(Data records)
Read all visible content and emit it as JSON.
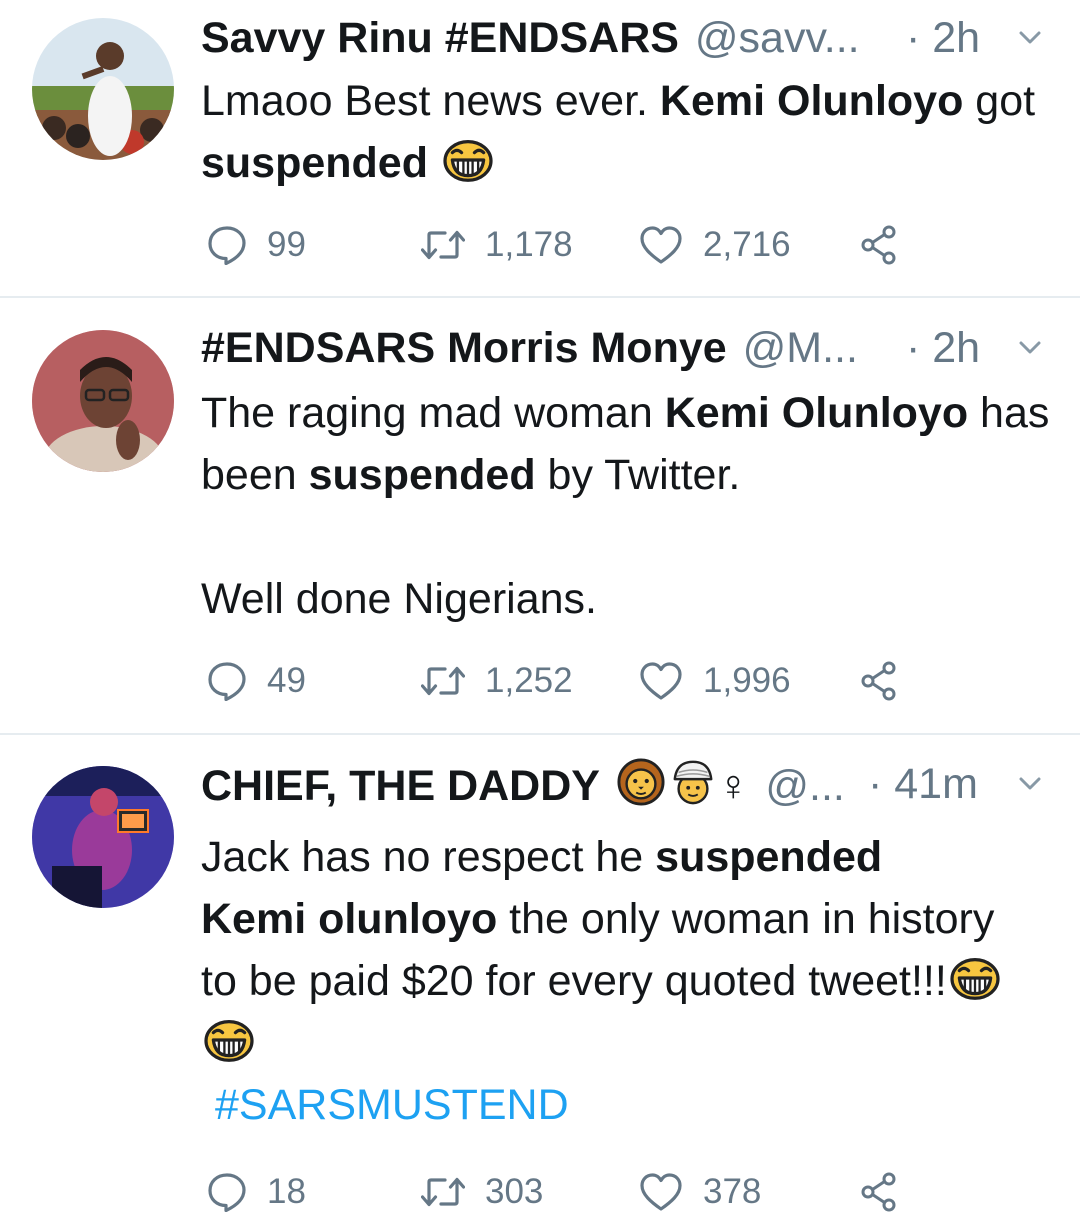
{
  "tweets": [
    {
      "name": "Savvy Rinu #ENDSARS",
      "handle": "@savv...",
      "time": "· 2h",
      "text": {
        "part1": "Lmaoo Best news ever. ",
        "bold1": "Kemi Olunloyo",
        "part2": " got ",
        "bold2": "suspended"
      },
      "emoji": "face-with-tears-of-joy",
      "replies": "99",
      "retweets": "1,178",
      "likes": "2,716"
    },
    {
      "name": "#ENDSARS Morris Monye",
      "handle": "@M...",
      "time": "· 2h",
      "text": {
        "part1": "The raging mad woman ",
        "bold1": "Kemi Olunloyo",
        "part2": " has been ",
        "bold2": "suspended",
        "part3": " by Twitter.",
        "para2": "Well done Nigerians."
      },
      "replies": "49",
      "retweets": "1,252",
      "likes": "1,996"
    },
    {
      "name": "CHIEF, THE DADDY",
      "name_emojis": [
        "lion-face",
        "person-with-turban",
        "female-sign"
      ],
      "female_sign": "♀",
      "handle": "@...",
      "time": "· 41m",
      "text": {
        "part1": "Jack has no respect he ",
        "bold1": "suspended",
        "bold2": "Kemi olunloyo",
        "part2": " the only woman in history to be  paid $20 for every quoted tweet!!!",
        "hashtag": "#SARSMUSTEND"
      },
      "emojis": [
        "face-with-tears-of-joy",
        "face-with-tears-of-joy"
      ],
      "replies": "18",
      "retweets": "303",
      "likes": "378"
    }
  ],
  "colors": {
    "text": "#14171a",
    "muted": "#657786",
    "link": "#1da1f2",
    "divider": "#e6ecf0"
  }
}
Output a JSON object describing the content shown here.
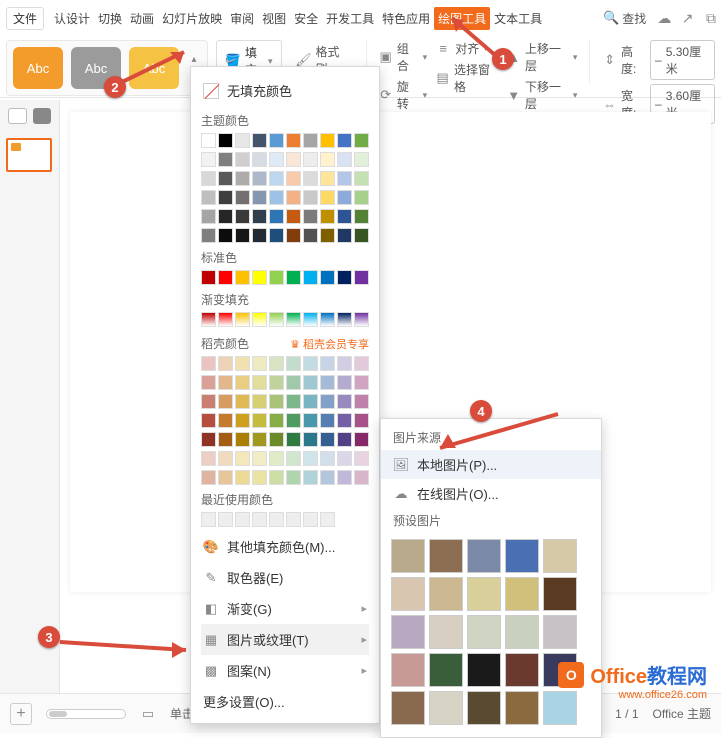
{
  "tabs": {
    "file": "文件",
    "items": [
      "认设计",
      "切换",
      "动画",
      "幻灯片放映",
      "审阅",
      "视图",
      "安全",
      "开发工具",
      "特色应用",
      "绘图工具",
      "文本工具"
    ],
    "active_index": 9,
    "search": "查找"
  },
  "shape_gallery": {
    "labels": [
      "Abc",
      "Abc",
      "Abc"
    ]
  },
  "toolbar": {
    "fill": "填充",
    "format_painter": "格式刷",
    "group": "组合",
    "rotate": "旋转",
    "align": "对齐",
    "select_pane": "选择窗格",
    "move_up": "上移一层",
    "move_down": "下移一层",
    "height_label": "高度:",
    "width_label": "宽度:",
    "height_val": "5.30厘米",
    "width_val": "3.60厘米"
  },
  "fill_panel": {
    "no_fill": "无填充颜色",
    "theme": "主题颜色",
    "standard": "标准色",
    "gradient": "渐变填充",
    "doke": "稻壳颜色",
    "doke_vip": "稻壳会员专享",
    "recent": "最近使用颜色",
    "more_colors": "其他填充颜色(M)...",
    "eyedropper": "取色器(E)",
    "gradient_item": "渐变(G)",
    "picture_texture": "图片或纹理(T)",
    "pattern": "图案(N)",
    "more_settings": "更多设置(O)...",
    "theme_row1": [
      "#ffffff",
      "#000000",
      "#e7e6e6",
      "#44546a",
      "#5b9bd5",
      "#ed7d31",
      "#a5a5a5",
      "#ffc000",
      "#4472c4",
      "#70ad47"
    ],
    "theme_shades": [
      [
        "#f2f2f2",
        "#7f7f7f",
        "#d0cece",
        "#d6dce4",
        "#deebf6",
        "#fbe5d5",
        "#ededed",
        "#fff2cc",
        "#d9e2f3",
        "#e2efd9"
      ],
      [
        "#d8d8d8",
        "#595959",
        "#aeabab",
        "#adb9ca",
        "#bdd7ee",
        "#f7cbac",
        "#dbdbdb",
        "#fee599",
        "#b4c6e7",
        "#c5e0b3"
      ],
      [
        "#bfbfbf",
        "#3f3f3f",
        "#757070",
        "#8496b0",
        "#9cc3e5",
        "#f4b183",
        "#c9c9c9",
        "#ffd965",
        "#8eaadb",
        "#a8d08d"
      ],
      [
        "#a5a5a5",
        "#262626",
        "#3a3838",
        "#323f4f",
        "#2e75b5",
        "#c55a11",
        "#7b7b7b",
        "#bf9000",
        "#2f5496",
        "#538135"
      ],
      [
        "#7f7f7f",
        "#0c0c0c",
        "#171616",
        "#222a35",
        "#1e4e79",
        "#833c0b",
        "#525252",
        "#7f6000",
        "#1f3864",
        "#375623"
      ]
    ],
    "standard_colors": [
      "#c00000",
      "#ff0000",
      "#ffc000",
      "#ffff00",
      "#92d050",
      "#00b050",
      "#00b0f0",
      "#0070c0",
      "#002060",
      "#7030a0"
    ],
    "gradient_colors": [
      "#c00000",
      "#ff0000",
      "#ffc000",
      "#ffff00",
      "#92d050",
      "#00b050",
      "#00b0f0",
      "#0070c0",
      "#002060",
      "#7030a0"
    ],
    "doke_colors": [
      [
        "#e9c4c0",
        "#edd2b7",
        "#f1e0b0",
        "#eceac1",
        "#d7e3c1",
        "#c4dccb",
        "#c3dce3",
        "#c6d4e6",
        "#d2cde3",
        "#e3cadb"
      ],
      [
        "#daa199",
        "#e2b78b",
        "#e8cd82",
        "#e1dd9a",
        "#c0d39c",
        "#a0c9ab",
        "#9ec8d3",
        "#a4bad7",
        "#b5abd1",
        "#d1a5c2"
      ],
      [
        "#cb7e72",
        "#d79c5f",
        "#dfba54",
        "#d6d073",
        "#a9c377",
        "#7cb68b",
        "#79b4c3",
        "#82a0c8",
        "#9889bf",
        "#bf80a9"
      ],
      [
        "#b44f40",
        "#c67a2e",
        "#cfa01f",
        "#c4bc3f",
        "#88ac46",
        "#4f9c63",
        "#4a98ab",
        "#577eb3",
        "#7360a6",
        "#a75289"
      ],
      [
        "#8e3325",
        "#a35d15",
        "#ab7f06",
        "#a1991e",
        "#6a8b28",
        "#2f7c43",
        "#2a788b",
        "#375e93",
        "#534086",
        "#872869"
      ],
      [
        "#eccfc4",
        "#f0dbbf",
        "#f3e7bb",
        "#f1edc6",
        "#e1ebc7",
        "#d1e6cf",
        "#d0e5e9",
        "#d2deea",
        "#dbd6e8",
        "#e8d3e1"
      ],
      [
        "#e0b4a1",
        "#e7c79a",
        "#ecd994",
        "#ebe3a3",
        "#ccdea3",
        "#b0d5ae",
        "#aed4d9",
        "#b3c6dc",
        "#c2b8d9",
        "#d9b5cc"
      ]
    ]
  },
  "submenu": {
    "source": "图片来源",
    "local": "本地图片(P)...",
    "online": "在线图片(O)...",
    "preset": "预设图片",
    "textures": [
      "#b8a98a",
      "#8b6d52",
      "#7b8aa8",
      "#4a6fb3",
      "#d6c9a8",
      "#d9c6b0",
      "#cbb890",
      "#d9cf9a",
      "#d1c07c",
      "#5a3b22",
      "#b7a7c0",
      "#d6cfc2",
      "#d0d4c2",
      "#c9d0c0",
      "#c7c1c6",
      "#c89a96",
      "#3a5e3a",
      "#1a1a1a",
      "#6b3a2f",
      "#3a3a5e",
      "#8a6a4e",
      "#d6d2c4",
      "#5a4a32",
      "#8a6a3e",
      "#a8d4e6"
    ]
  },
  "bottom": {
    "note": "单击此处",
    "page": "1 / 1",
    "theme": "Office 主题"
  },
  "badges": [
    "1",
    "2",
    "3",
    "4"
  ],
  "watermark": {
    "brand_a": "Office",
    "brand_b": "教程网",
    "url": "www.office26.com"
  }
}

TASK REQUIREMENTS: Restate the listing above word for word, and skip the pictures.

SOLVED PROBLEM:
Read all visible content and emit it as JSON.
{
  "tweets": [
    {
      "name": "Savvy Rinu #ENDSARS",
      "handle": "@savv...",
      "time": "· 2h",
      "text": {
        "part1": "Lmaoo Best news ever. ",
        "bold1": "Kemi Olunloyo",
        "part2": " got ",
        "bold2": "suspended"
      },
      "emoji": "face-with-tears-of-joy",
      "replies": "99",
      "retweets": "1,178",
      "likes": "2,716"
    },
    {
      "name": "#ENDSARS Morris Monye",
      "handle": "@M...",
      "time": "· 2h",
      "text": {
        "part1": "The raging mad woman ",
        "bold1": "Kemi Olunloyo",
        "part2": " has been ",
        "bold2": "suspended",
        "part3": " by Twitter.",
        "para2": "Well done Nigerians."
      },
      "replies": "49",
      "retweets": "1,252",
      "likes": "1,996"
    },
    {
      "name": "CHIEF, THE DADDY",
      "name_emojis": [
        "lion-face",
        "person-with-turban",
        "female-sign"
      ],
      "female_sign": "♀",
      "handle": "@...",
      "time": "· 41m",
      "text": {
        "part1": "Jack has no respect he ",
        "bold1": "suspended",
        "bold2": "Kemi olunloyo",
        "part2": " the only woman in history to be  paid $20 for every quoted tweet!!!",
        "hashtag": "#SARSMUSTEND"
      },
      "emojis": [
        "face-with-tears-of-joy",
        "face-with-tears-of-joy"
      ],
      "replies": "18",
      "retweets": "303",
      "likes": "378"
    }
  ],
  "colors": {
    "text": "#14171a",
    "muted": "#657786",
    "link": "#1da1f2",
    "divider": "#e6ecf0"
  }
}
Output a JSON object describing the content shown here.
{
  "tabs": {
    "file": "文件",
    "items": [
      "认设计",
      "切换",
      "动画",
      "幻灯片放映",
      "审阅",
      "视图",
      "安全",
      "开发工具",
      "特色应用",
      "绘图工具",
      "文本工具"
    ],
    "active_index": 9,
    "search": "查找"
  },
  "shape_gallery": {
    "labels": [
      "Abc",
      "Abc",
      "Abc"
    ]
  },
  "toolbar": {
    "fill": "填充",
    "format_painter": "格式刷",
    "group": "组合",
    "rotate": "旋转",
    "align": "对齐",
    "select_pane": "选择窗格",
    "move_up": "上移一层",
    "move_down": "下移一层",
    "height_label": "高度:",
    "width_label": "宽度:",
    "height_val": "5.30厘米",
    "width_val": "3.60厘米"
  },
  "fill_panel": {
    "no_fill": "无填充颜色",
    "theme": "主题颜色",
    "standard": "标准色",
    "gradient": "渐变填充",
    "doke": "稻壳颜色",
    "doke_vip": "稻壳会员专享",
    "recent": "最近使用颜色",
    "more_colors": "其他填充颜色(M)...",
    "eyedropper": "取色器(E)",
    "gradient_item": "渐变(G)",
    "picture_texture": "图片或纹理(T)",
    "pattern": "图案(N)",
    "more_settings": "更多设置(O)...",
    "theme_row1": [
      "#ffffff",
      "#000000",
      "#e7e6e6",
      "#44546a",
      "#5b9bd5",
      "#ed7d31",
      "#a5a5a5",
      "#ffc000",
      "#4472c4",
      "#70ad47"
    ],
    "theme_shades": [
      [
        "#f2f2f2",
        "#7f7f7f",
        "#d0cece",
        "#d6dce4",
        "#deebf6",
        "#fbe5d5",
        "#ededed",
        "#fff2cc",
        "#d9e2f3",
        "#e2efd9"
      ],
      [
        "#d8d8d8",
        "#595959",
        "#aeabab",
        "#adb9ca",
        "#bdd7ee",
        "#f7cbac",
        "#dbdbdb",
        "#fee599",
        "#b4c6e7",
        "#c5e0b3"
      ],
      [
        "#bfbfbf",
        "#3f3f3f",
        "#757070",
        "#8496b0",
        "#9cc3e5",
        "#f4b183",
        "#c9c9c9",
        "#ffd965",
        "#8eaadb",
        "#a8d08d"
      ],
      [
        "#a5a5a5",
        "#262626",
        "#3a3838",
        "#323f4f",
        "#2e75b5",
        "#c55a11",
        "#7b7b7b",
        "#bf9000",
        "#2f5496",
        "#538135"
      ],
      [
        "#7f7f7f",
        "#0c0c0c",
        "#171616",
        "#222a35",
        "#1e4e79",
        "#833c0b",
        "#525252",
        "#7f6000",
        "#1f3864",
        "#375623"
      ]
    ],
    "standard_colors": [
      "#c00000",
      "#ff0000",
      "#ffc000",
      "#ffff00",
      "#92d050",
      "#00b050",
      "#00b0f0",
      "#0070c0",
      "#002060",
      "#7030a0"
    ],
    "gradient_colors": [
      "#c00000",
      "#ff0000",
      "#ffc000",
      "#ffff00",
      "#92d050",
      "#00b050",
      "#00b0f0",
      "#0070c0",
      "#002060",
      "#7030a0"
    ],
    "doke_colors": [
      [
        "#e9c4c0",
        "#edd2b7",
        "#f1e0b0",
        "#eceac1",
        "#d7e3c1",
        "#c4dccb",
        "#c3dce3",
        "#c6d4e6",
        "#d2cde3",
        "#e3cadb"
      ],
      [
        "#daa199",
        "#e2b78b",
        "#e8cd82",
        "#e1dd9a",
        "#c0d39c",
        "#a0c9ab",
        "#9ec8d3",
        "#a4bad7",
        "#b5abd1",
        "#d1a5c2"
      ],
      [
        "#cb7e72",
        "#d79c5f",
        "#dfba54",
        "#d6d073",
        "#a9c377",
        "#7cb68b",
        "#79b4c3",
        "#82a0c8",
        "#9889bf",
        "#bf80a9"
      ],
      [
        "#b44f40",
        "#c67a2e",
        "#cfa01f",
        "#c4bc3f",
        "#88ac46",
        "#4f9c63",
        "#4a98ab",
        "#577eb3",
        "#7360a6",
        "#a75289"
      ],
      [
        "#8e3325",
        "#a35d15",
        "#ab7f06",
        "#a1991e",
        "#6a8b28",
        "#2f7c43",
        "#2a788b",
        "#375e93",
        "#534086",
        "#872869"
      ],
      [
        "#eccfc4",
        "#f0dbbf",
        "#f3e7bb",
        "#f1edc6",
        "#e1ebc7",
        "#d1e6cf",
        "#d0e5e9",
        "#d2deea",
        "#dbd6e8",
        "#e8d3e1"
      ],
      [
        "#e0b4a1",
        "#e7c79a",
        "#ecd994",
        "#ebe3a3",
        "#ccdea3",
        "#b0d5ae",
        "#aed4d9",
        "#b3c6dc",
        "#c2b8d9",
        "#d9b5cc"
      ]
    ]
  },
  "submenu": {
    "source": "图片来源",
    "local": "本地图片(P)...",
    "online": "在线图片(O)...",
    "preset": "预设图片",
    "textures": [
      "#b8a98a",
      "#8b6d52",
      "#7b8aa8",
      "#4a6fb3",
      "#d6c9a8",
      "#d9c6b0",
      "#cbb890",
      "#d9cf9a",
      "#d1c07c",
      "#5a3b22",
      "#b7a7c0",
      "#d6cfc2",
      "#d0d4c2",
      "#c9d0c0",
      "#c7c1c6",
      "#c89a96",
      "#3a5e3a",
      "#1a1a1a",
      "#6b3a2f",
      "#3a3a5e",
      "#8a6a4e",
      "#d6d2c4",
      "#5a4a32",
      "#8a6a3e",
      "#a8d4e6"
    ]
  },
  "bottom": {
    "note": "单击此处",
    "page": "1 / 1",
    "theme": "Office 主题"
  },
  "badges": [
    "1",
    "2",
    "3",
    "4"
  ],
  "watermark": {
    "brand_a": "Office",
    "brand_b": "教程网",
    "url": "www.office26.com"
  }
}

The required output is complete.